**AIM OF THE TASK:** Provide the data again in its entirety, exactly as given.

**Dataset items:**
------------

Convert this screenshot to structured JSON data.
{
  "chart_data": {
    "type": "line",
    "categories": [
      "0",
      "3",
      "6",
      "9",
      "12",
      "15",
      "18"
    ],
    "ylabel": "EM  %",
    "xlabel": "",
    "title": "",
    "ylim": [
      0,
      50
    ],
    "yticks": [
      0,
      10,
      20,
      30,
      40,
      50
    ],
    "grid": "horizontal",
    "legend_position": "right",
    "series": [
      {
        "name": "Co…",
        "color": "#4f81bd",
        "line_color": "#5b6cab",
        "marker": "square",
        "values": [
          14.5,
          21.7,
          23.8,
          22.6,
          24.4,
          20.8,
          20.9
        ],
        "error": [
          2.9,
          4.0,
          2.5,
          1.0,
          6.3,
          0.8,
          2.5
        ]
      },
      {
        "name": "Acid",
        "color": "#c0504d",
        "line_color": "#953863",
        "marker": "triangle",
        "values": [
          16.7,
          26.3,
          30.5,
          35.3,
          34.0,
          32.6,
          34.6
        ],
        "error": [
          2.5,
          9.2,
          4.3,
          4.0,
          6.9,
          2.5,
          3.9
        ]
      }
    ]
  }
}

------------

**OUTPUT OF THE TASK:**
Convert this screenshot to structured JSON data.
{
  "chart_data": {
    "type": "line",
    "categories": [
      "0",
      "3",
      "6",
      "9",
      "12",
      "15",
      "18"
    ],
    "ylabel": "EM  %",
    "xlabel": "",
    "title": "",
    "ylim": [
      0,
      50
    ],
    "yticks": [
      0,
      10,
      20,
      30,
      40,
      50
    ],
    "grid": "horizontal",
    "legend_position": "right",
    "series": [
      {
        "name": "Co…",
        "color": "#4f81bd",
        "line_color": "#5b6cab",
        "marker": "square",
        "values": [
          14.5,
          21.7,
          23.8,
          22.6,
          24.4,
          20.8,
          20.9
        ],
        "error": [
          2.9,
          4.0,
          2.5,
          1.0,
          6.3,
          0.8,
          2.5
        ]
      },
      {
        "name": "Acid",
        "color": "#c0504d",
        "line_color": "#953863",
        "marker": "triangle",
        "values": [
          16.7,
          26.3,
          30.5,
          35.3,
          34.0,
          32.6,
          34.6
        ],
        "error": [
          2.5,
          9.2,
          4.3,
          4.0,
          6.9,
          2.5,
          3.9
        ]
      }
    ]
  }
}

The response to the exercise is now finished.